» Erforderliche Schritte:
**1)** Fasse den Artikel über die Schließung der Hexe in zwei Sätzen zusammen.
**2)** Schreibe aus dem Artikel über die Schließung der Hexe den Abschnitt ab, der bei den Worten „Von Gerhard Eisenkolb, Gröbenzell“ beginnt, und höre nach „in ihrem Sinn weiterführt.“ auf.
**3)** Führe bitte den Artikel über die Schließung der Hexe ab seinem letzten Satz weiter.

» Auszug:
Gröbenzell:Abschied von der Hexe

Lesezeit: 2 min

Zu einem beliebten Treffpunkt entwickelte sich die Musikkneipe "Hexe", welche die letzten Jahren in der ehemaligen Bahnhofswirtschaft untergebracht war. (Foto: Günther Reger)

Das beliebte Musik- und Kultlokal in einem der ältesten Häuser von Gröbenzell hat an diesem Samstag zum letzten Mal geöffnet. Wie so oft, legt ein DJ auf. Die Zukunft der früheren Bahnhofswirtschaft ist ungeklärt

Von Gerhard Eisenkolb, Gröbenzell

Wehmütig dürfte es an diesem Samstagabend, 13. Februar, in dem Gröbenzeller Musik- und Kultlokal "Die Hexe" in der Kirchenstraße zugehen. Die besonders bei Jugendlichen und jungen Erwachsenen beliebte Kneipe hat nämlich zum letzten Mal unter der alten Geschäftsführung geöffnet. Dann wird die Gaststätte "vorerst" auf unbestimmte Zeit geschlossen. Ob und wann sie wieder eröffnet wird, ist offen. Eine Wiedereröffnung wird es nur dann geben, wenn die Eigentümer, die beiden Brüder Michael und Martin Schäfer - Letzter ist der Bürgermeister der Gemeinde -, einen Pächter finden, der die Gaststätte in ihrem Sinn weiterführt.

Von 21 Uhr an wird am Tag vor der Schließung ein DJ wie so oft für das sorgen, was die Stammgäste des Lokals so lieben: Stimmung. "Es wird recht voll", erklärte eine Mitarbeiterin der Hexe am Freitag auf SZ-Anfrage in Anspielung auf den zu erwartenden Ansturm an Gästen. Zu der Abschiedsparty kann jeder kommen, der Lust hat.

Das in die Jahre gekommene Lokal soll erst dann wieder geöffnet werden, wenn es den Eigentümern gelingt, einen Pächter zu finden, der die ehemalige Bahnhofsgaststätte so führt, wie es ihren Vorstellungen entspricht. Also in der Tradition des Musiklokals. Laut Auskunft der Mitarbeiterin soll aus der Hexe nämlich kein "Inlokal" werden. Als schicke Gaststätte, die mit Ledermöbeln ausgestattet ist, werde die Kneipe, die für Generationen von Heranwachsenden so etwas wie ein zweites Wohnzimmer war, nicht funktionieren, sagte die Mitarbeiterin. "Wir sind dran", sagte am Freitag Michael Schäfer. Er berichtete von Gesprächen mit Pachtinteressenten.

» Dateneinträge:
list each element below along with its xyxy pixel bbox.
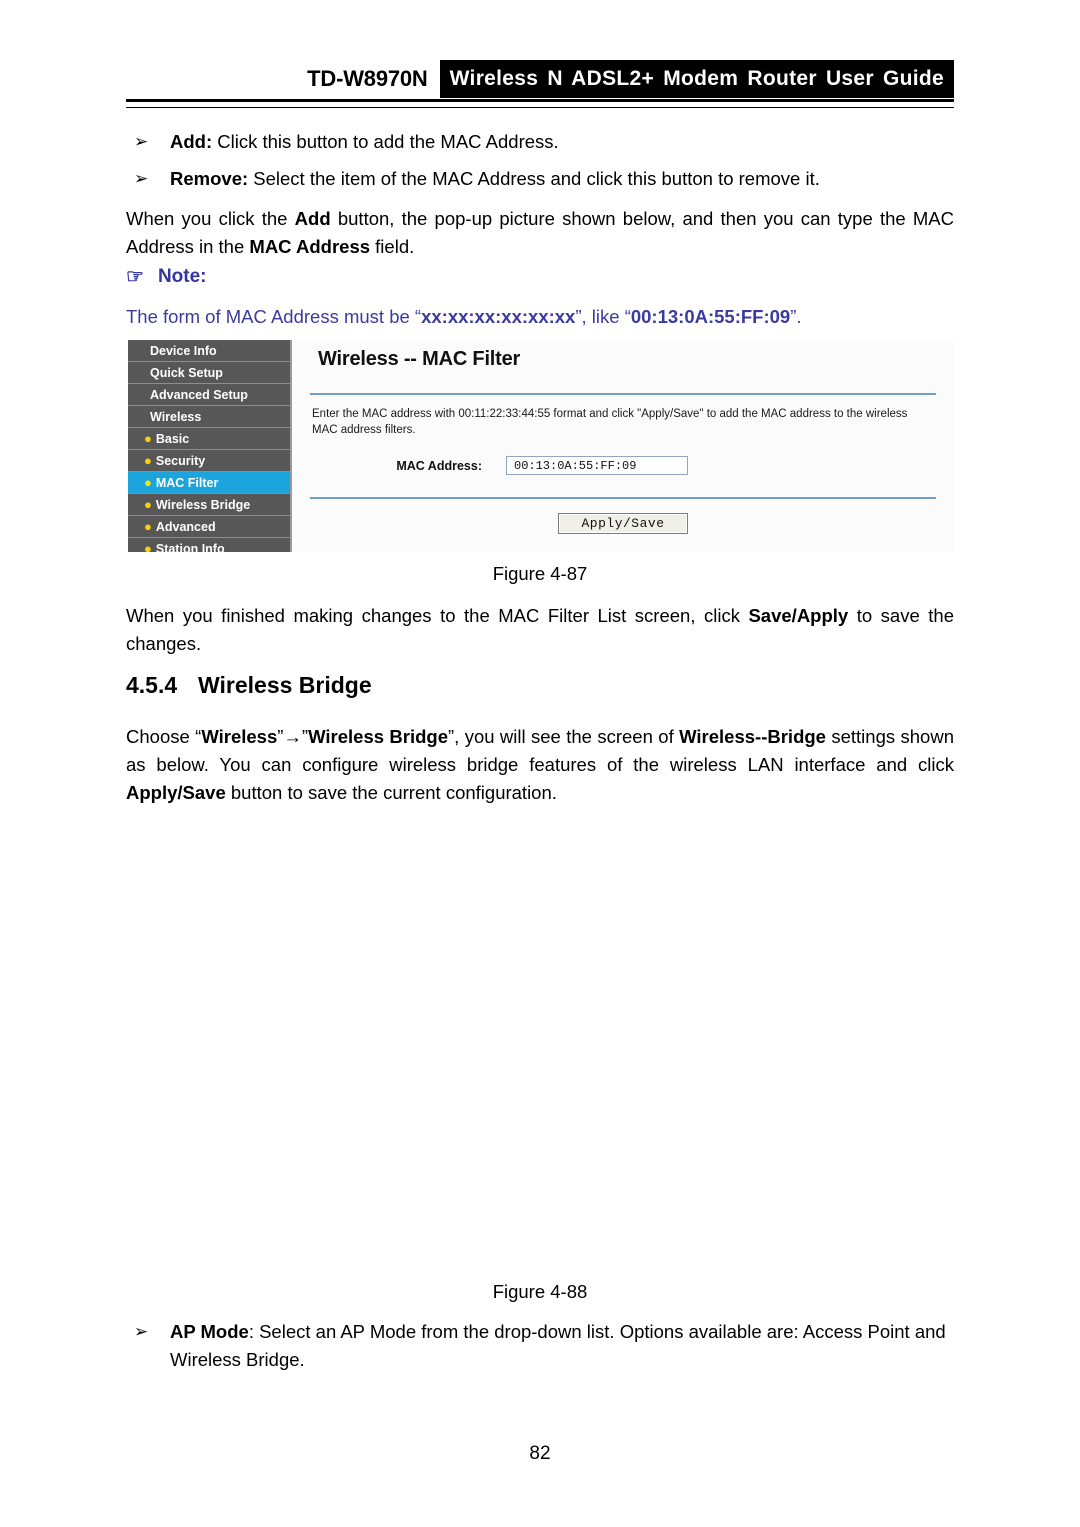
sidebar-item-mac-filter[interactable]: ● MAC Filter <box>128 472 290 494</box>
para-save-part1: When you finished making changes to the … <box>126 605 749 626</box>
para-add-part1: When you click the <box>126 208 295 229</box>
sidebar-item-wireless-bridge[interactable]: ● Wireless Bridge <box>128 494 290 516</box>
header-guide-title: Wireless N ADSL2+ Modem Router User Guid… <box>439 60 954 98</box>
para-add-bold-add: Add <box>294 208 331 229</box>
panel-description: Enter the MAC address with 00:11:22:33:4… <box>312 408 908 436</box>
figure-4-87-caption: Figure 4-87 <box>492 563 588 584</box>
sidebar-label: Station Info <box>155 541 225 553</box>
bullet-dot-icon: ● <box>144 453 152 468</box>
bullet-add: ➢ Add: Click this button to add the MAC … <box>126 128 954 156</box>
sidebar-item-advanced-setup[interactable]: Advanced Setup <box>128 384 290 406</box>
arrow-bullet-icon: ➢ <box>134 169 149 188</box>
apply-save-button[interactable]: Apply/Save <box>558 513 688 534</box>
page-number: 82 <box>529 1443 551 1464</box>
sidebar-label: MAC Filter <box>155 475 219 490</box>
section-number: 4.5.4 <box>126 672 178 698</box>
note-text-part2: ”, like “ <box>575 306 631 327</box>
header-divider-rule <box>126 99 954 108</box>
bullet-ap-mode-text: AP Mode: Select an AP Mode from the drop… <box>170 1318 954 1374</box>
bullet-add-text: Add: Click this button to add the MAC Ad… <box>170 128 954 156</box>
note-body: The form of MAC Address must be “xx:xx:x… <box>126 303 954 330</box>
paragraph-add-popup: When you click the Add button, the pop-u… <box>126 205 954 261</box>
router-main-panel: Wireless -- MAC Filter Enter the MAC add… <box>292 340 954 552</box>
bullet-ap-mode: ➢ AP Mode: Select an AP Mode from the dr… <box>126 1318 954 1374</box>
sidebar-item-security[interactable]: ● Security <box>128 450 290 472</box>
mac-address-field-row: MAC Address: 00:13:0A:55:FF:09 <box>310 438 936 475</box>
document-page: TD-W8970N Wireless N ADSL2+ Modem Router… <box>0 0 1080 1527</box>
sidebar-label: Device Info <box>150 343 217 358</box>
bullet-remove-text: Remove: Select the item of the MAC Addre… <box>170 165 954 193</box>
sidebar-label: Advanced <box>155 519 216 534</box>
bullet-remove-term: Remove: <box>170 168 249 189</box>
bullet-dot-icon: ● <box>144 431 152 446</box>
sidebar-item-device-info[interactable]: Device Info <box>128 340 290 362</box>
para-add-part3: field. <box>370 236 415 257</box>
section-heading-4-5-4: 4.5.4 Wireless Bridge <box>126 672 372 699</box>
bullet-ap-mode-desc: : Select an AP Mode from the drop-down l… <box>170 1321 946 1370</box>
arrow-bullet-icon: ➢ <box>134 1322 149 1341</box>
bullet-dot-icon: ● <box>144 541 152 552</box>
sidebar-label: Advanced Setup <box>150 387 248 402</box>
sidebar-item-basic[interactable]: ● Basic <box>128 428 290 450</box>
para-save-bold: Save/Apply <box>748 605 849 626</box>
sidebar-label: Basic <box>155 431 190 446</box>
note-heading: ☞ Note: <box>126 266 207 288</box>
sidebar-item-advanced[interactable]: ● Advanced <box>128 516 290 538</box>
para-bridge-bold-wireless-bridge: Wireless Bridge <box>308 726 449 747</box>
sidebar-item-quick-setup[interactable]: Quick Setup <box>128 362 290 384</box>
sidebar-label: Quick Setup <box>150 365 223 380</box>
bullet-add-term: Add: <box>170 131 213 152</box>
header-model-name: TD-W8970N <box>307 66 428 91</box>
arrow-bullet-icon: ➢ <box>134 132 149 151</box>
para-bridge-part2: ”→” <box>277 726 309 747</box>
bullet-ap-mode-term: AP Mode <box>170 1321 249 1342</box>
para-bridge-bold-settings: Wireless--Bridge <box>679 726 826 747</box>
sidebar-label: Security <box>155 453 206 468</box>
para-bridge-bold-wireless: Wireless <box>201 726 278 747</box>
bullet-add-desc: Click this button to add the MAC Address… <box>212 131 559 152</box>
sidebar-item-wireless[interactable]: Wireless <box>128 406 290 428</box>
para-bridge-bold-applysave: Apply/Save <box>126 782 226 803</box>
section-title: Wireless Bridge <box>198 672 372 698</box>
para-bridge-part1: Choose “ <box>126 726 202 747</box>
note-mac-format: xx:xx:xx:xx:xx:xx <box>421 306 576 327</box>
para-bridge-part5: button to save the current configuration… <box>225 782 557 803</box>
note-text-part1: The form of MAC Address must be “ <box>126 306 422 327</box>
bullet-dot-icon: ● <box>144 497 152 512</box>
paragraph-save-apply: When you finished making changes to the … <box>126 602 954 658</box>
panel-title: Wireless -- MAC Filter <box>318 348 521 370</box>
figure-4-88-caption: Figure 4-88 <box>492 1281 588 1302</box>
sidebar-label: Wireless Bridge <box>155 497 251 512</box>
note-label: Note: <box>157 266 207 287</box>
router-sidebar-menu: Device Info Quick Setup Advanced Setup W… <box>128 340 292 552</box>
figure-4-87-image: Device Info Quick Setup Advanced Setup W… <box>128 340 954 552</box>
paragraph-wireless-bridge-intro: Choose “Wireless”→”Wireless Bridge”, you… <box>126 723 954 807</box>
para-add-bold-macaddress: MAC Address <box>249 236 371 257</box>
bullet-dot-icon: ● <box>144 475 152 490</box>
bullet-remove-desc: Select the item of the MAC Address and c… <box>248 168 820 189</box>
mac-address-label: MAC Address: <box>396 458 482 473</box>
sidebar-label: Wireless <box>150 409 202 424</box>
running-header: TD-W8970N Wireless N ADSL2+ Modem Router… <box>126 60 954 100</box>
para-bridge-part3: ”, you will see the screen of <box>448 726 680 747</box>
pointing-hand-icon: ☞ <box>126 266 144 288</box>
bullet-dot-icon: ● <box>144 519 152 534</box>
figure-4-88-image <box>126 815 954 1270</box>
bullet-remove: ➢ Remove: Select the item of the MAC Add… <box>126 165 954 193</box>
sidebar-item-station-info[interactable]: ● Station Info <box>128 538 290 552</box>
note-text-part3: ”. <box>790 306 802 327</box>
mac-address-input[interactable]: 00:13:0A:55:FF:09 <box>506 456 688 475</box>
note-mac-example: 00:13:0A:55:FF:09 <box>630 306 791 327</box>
--
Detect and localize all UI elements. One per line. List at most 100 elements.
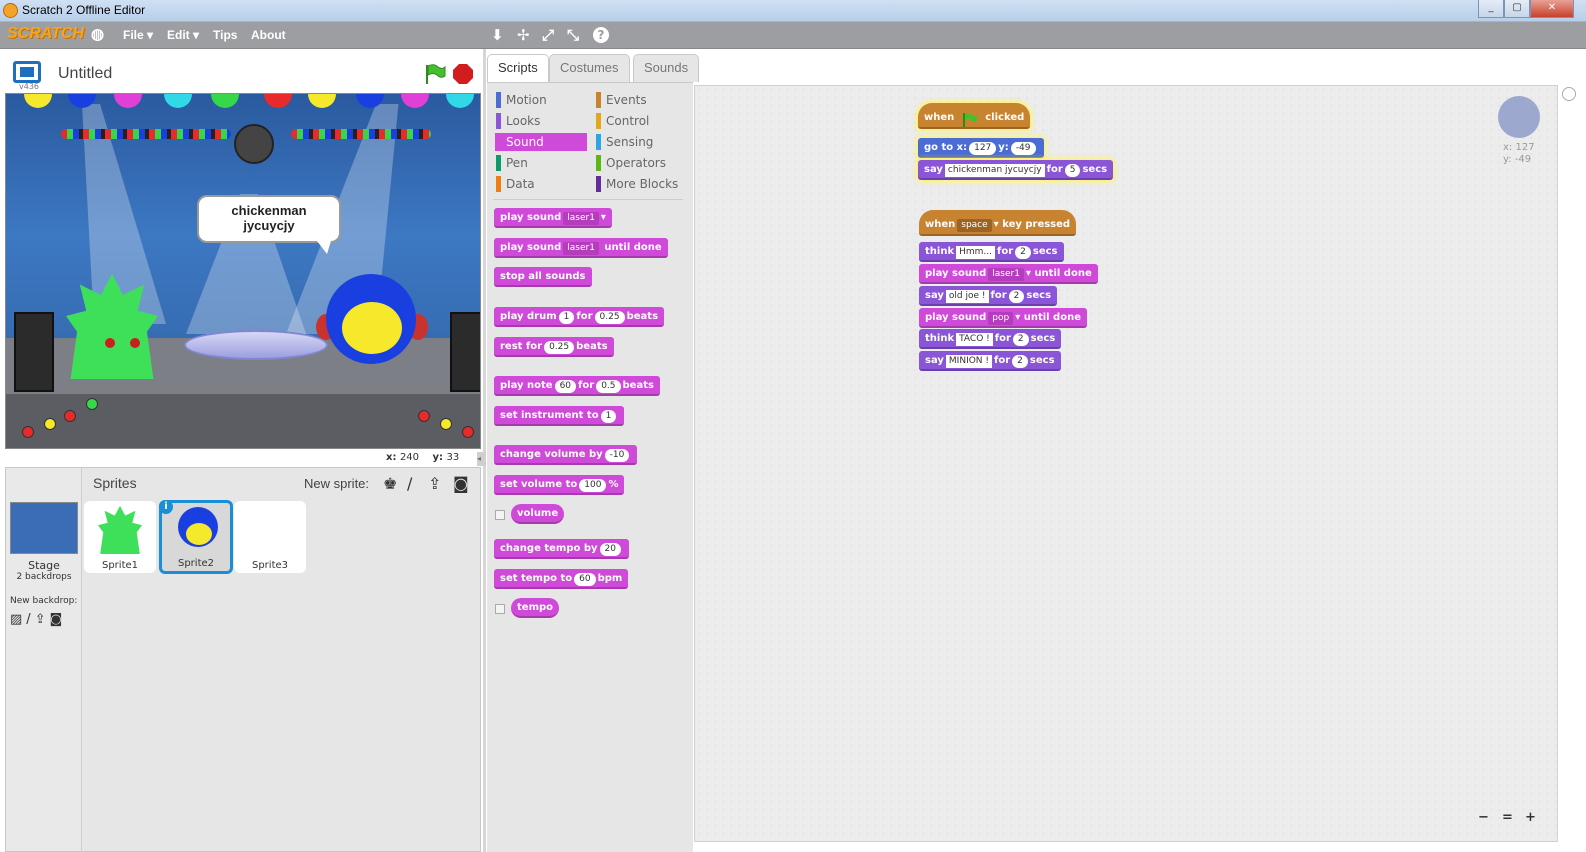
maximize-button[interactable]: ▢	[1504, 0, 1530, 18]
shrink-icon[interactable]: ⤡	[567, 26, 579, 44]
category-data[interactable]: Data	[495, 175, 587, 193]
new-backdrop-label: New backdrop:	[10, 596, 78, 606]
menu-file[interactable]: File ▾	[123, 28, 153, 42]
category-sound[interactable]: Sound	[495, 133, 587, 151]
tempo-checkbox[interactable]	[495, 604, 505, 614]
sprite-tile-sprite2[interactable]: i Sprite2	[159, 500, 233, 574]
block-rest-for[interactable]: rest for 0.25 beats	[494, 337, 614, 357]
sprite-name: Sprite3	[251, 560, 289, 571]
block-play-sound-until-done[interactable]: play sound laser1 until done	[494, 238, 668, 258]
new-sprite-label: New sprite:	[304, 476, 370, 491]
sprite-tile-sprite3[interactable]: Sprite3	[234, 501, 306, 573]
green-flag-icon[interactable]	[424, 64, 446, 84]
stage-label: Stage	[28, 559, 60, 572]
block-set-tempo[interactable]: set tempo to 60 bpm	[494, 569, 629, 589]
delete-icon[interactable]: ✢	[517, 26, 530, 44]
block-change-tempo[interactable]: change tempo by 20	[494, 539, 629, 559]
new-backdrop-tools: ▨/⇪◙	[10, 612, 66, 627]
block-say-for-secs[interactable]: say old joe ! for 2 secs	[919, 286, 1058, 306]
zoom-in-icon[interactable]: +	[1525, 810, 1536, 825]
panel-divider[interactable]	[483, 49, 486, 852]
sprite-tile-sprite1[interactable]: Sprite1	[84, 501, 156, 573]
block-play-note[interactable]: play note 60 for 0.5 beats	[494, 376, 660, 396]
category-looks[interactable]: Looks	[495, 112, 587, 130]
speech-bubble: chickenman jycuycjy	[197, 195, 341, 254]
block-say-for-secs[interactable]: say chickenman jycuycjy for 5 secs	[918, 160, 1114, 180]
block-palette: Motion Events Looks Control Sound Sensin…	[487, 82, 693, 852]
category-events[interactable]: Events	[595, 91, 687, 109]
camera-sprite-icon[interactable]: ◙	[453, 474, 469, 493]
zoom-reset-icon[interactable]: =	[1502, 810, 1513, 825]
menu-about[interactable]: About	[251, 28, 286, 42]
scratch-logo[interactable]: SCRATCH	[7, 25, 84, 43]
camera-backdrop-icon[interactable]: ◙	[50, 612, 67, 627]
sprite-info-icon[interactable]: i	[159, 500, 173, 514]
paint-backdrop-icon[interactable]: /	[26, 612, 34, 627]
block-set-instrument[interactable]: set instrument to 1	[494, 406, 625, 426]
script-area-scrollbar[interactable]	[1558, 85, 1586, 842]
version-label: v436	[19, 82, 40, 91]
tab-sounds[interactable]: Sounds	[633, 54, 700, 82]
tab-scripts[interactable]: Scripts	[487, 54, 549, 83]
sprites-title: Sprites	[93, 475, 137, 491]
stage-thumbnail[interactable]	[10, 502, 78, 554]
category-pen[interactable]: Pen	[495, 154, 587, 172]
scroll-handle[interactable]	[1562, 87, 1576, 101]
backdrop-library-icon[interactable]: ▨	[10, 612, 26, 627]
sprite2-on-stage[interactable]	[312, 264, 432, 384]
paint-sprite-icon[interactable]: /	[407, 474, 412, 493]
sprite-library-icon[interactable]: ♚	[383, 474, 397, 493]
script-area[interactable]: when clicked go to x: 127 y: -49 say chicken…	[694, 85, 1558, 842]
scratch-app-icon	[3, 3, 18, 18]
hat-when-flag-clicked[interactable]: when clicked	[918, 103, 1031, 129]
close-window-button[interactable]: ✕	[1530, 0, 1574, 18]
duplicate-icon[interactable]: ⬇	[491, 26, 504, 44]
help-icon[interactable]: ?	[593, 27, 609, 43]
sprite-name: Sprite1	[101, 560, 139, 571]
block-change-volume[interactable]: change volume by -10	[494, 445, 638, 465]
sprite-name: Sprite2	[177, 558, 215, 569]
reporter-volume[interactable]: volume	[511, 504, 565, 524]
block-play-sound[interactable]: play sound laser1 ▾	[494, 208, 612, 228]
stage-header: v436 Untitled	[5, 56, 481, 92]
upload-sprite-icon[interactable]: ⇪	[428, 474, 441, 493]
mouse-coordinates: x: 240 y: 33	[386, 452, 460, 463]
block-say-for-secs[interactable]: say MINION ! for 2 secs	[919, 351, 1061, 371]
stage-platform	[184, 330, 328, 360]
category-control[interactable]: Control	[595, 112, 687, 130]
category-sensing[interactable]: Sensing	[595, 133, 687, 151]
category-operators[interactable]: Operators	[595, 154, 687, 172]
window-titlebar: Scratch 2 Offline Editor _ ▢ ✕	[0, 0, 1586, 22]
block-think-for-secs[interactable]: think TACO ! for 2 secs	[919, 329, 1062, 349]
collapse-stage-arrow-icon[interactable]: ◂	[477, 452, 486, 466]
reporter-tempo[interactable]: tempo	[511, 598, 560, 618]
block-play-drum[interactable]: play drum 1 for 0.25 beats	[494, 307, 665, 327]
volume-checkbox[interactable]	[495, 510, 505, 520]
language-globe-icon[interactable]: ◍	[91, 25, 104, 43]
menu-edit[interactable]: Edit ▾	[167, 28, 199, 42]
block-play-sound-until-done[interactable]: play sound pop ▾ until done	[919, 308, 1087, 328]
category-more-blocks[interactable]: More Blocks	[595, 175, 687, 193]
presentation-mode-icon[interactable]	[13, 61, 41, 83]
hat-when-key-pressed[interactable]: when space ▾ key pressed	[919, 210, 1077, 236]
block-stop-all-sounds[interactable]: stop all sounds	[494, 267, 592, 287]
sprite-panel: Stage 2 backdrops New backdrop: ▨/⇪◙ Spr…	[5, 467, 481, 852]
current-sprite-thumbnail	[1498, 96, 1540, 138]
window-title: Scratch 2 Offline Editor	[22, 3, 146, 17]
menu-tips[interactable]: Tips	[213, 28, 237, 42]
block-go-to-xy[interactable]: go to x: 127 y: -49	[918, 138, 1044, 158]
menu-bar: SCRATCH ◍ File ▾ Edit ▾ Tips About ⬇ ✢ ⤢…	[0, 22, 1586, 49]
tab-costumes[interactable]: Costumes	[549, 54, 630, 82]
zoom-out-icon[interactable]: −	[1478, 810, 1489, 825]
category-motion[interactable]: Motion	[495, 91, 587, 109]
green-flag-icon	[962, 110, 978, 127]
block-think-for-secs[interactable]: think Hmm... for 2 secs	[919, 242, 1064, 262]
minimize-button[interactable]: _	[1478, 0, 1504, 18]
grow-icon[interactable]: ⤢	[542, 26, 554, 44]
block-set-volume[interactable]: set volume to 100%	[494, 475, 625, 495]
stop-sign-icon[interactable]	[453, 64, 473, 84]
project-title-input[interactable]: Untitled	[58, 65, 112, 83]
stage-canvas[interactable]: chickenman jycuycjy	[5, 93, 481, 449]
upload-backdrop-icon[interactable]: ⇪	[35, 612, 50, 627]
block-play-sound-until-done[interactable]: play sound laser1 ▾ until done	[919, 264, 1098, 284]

» Antworten in Reihenfolge:
**1)** Das Gröbenzeller Musik- und Kultlokal „Die Hexe“ in der ehemaligen Bahnhofswirtschaft hat am Samstag, 13. Februar, zum letzten Mal unter der alten Geschäftsführung geöffnet, wobei ab 21 Uhr ein DJ zur Abschiedsparty auflegt. Danach bleibt die Kneipe auf unbestimmte Zeit geschlossen und soll erst wieder öffnen, wenn die Eigentümer Michael und Martin Schäfer einen Pächter finden, der sie in der Tradition des Musiklokals weiterführt.

**2)**
Von Gerhard Eisenkolb, Gröbenzell

Wehmütig dürfte es an diesem Samstagabend, 13. Februar, in dem Gröbenzeller Musik- und Kultlokal "Die Hexe" in der Kirchenstraße zugehen. Die besonders bei Jugendlichen und jungen Erwachsenen beliebte Kneipe hat nämlich zum letzten Mal unter der alten Geschäftsführung geöffnet. Dann wird die Gaststätte "vorerst" auf unbestimmte Zeit geschlossen. Ob und wann sie wieder eröffnet wird, ist offen. Eine Wiedereröffnung wird es nur dann geben, wenn die Eigentümer, die beiden Brüder Michael und Martin Schäfer - Letzter ist der Bürgermeister der Gemeinde -, einen Pächter finden, der die Gaststätte in ihrem Sinn weiterführt.

**3)**
Neben der Suche nach einem Pächter haben die Eigentümer noch eine andere Zukunftsoption. Laut Michael Schäfer gibt es nämlich auch Kaufinteressenten für das vor 115 Jahren errichtete Gebäude, vor dem die Gröbenzeller 1953 mit dem damaligen bayerischen Innenminister Wilhelm Högner die Erhebung ihres Orts zu einer selbstständigen Gemeinde gefeiert hatten. Der Standort im Ortszentrum in unmittelbarer Nähe zum Ostbahnhof gilt als interessant für Investoren - auch wegen des Baurechts.

Diese ungewisse Zukunft beschäftigt die Gröbenzeller auch in sozialen Netzwerken. So wird auf Facebook über eine Initiative zum Erhalt der Kneipe und über das Sammeln von Unterschriften diskutiert. Für die Gröbenzeller ist das nichts Neues. Schließlich stand das Lokal schon 1993 vor dem Aus. Damals hatten Karin Klöpper und Lilli Kammerl eine Bürgerinitiative gegründet, die so viele Unterstützer fand, dass die Hexe erhalten werden konnte.

Einen Tag vor der Abschiedsparty kündigte Sebastian Huber, der Ortsvorsitzende der Jungen Union an, dass sich die CSU-Nachwuchsorganisation für den "Erhalt des einzigen verbliebenen Treffpunktes für Jung und Alt" in der Gemeinde einsetzen werde. Huber fordert den Gemeinderat und den Bürgermeister auf, ebenfalls aktiv zu werden. Der JU-Appell bringt den Bürgermeister in einen Interessenkonflikt. Schließlich ist er als Miteigentümer des Lokals persönlich betroffen, auch wenn er sich seit seinem Wahlsieg im Jahr 2014 aus den Geschäften der Unternehmen seiner Familie zurückgezogen hat.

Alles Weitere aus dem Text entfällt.